» **TAREA A**:
En el extracto del documento, ¿qué se hizo al aterrizar en la ciudad que se convertiría en el nuevo hogar?

» **EXTRACTO DEL DOCUMENTO**:
========================================

Mi familia y mi fe migrante era todo lo que tenía para comenzar la aventura de estar lejos de casa. Al aterrizar en la ciudad que se convertiría en nuestro nuevo hogar, abracé a mi esposa y a mi hija e hicimos una oración sencilla y nerviosa. De ahí en adelante casi todo dejó de ser familiar: los rostros de la gente, sus idiomas, sus olores, la forma de vestir y de mirar, y digo que casi todo porque de vez en cuando aparecía una imagen familiar y cercana, que de algún modo me pertenecía: familias con cuatro o cinco maletas, rostros fatigados, sonrisas nerviosas, niños y niñas con uno o dos juguetes en la mano.

========================================

[Una serie de registros]

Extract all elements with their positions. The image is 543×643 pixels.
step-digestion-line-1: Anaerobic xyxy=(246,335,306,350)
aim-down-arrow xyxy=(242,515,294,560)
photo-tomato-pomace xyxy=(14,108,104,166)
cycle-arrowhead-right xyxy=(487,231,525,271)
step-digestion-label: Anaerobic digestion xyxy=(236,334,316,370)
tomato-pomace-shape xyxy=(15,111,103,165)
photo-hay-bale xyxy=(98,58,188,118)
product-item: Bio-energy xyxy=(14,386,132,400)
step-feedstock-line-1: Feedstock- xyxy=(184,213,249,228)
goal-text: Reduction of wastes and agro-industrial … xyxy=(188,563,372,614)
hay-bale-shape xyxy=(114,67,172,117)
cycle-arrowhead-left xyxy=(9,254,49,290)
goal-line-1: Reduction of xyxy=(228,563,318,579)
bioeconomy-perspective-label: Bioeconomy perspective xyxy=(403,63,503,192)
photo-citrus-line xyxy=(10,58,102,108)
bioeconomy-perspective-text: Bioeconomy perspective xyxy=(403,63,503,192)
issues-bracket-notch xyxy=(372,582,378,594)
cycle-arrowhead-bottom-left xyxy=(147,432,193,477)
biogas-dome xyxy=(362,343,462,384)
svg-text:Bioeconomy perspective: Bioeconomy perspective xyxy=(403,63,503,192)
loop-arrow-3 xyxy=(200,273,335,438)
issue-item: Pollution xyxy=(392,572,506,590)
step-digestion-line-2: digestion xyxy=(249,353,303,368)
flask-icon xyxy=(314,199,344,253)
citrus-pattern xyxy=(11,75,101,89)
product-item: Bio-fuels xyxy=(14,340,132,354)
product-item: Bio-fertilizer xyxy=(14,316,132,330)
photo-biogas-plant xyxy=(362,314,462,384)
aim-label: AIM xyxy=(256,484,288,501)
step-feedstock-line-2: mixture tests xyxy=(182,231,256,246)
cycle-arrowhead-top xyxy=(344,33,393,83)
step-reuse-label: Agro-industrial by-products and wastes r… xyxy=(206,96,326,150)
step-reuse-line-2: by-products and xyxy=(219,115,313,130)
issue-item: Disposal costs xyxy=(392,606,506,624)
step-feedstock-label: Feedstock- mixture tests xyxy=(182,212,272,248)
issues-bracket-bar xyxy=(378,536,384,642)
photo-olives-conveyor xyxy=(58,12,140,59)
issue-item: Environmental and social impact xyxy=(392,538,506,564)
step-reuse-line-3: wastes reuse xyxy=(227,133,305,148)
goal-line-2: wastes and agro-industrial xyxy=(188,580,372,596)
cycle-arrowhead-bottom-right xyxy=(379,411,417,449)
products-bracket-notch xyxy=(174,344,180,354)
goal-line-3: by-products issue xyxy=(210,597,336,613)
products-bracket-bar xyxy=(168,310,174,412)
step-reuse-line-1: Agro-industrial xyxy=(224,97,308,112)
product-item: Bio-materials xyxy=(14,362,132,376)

========================================

» **TAREA B**:
Por favor, reporta todas las líneas de las filas que contengan la cadena "cycle", respetando mayúsculas y minúsculas.

» **RESPUESTA DESARROLLADA A**:
Hubo un abrazo a la esposa y a la hija, y después hicieron juntos una oración sencilla y nerviosa.

» **RESPUESTA DESARROLLADA B**:
cycle-arrowhead-right xyxy=(487,231,525,271)
cycle-arrowhead-left xyxy=(9,254,49,290)
cycle-arrowhead-bottom-left xyxy=(147,432,193,477)
cycle-arrowhead-top xyxy=(344,33,393,83)
cycle-arrowhead-bottom-right xyxy=(379,411,417,449)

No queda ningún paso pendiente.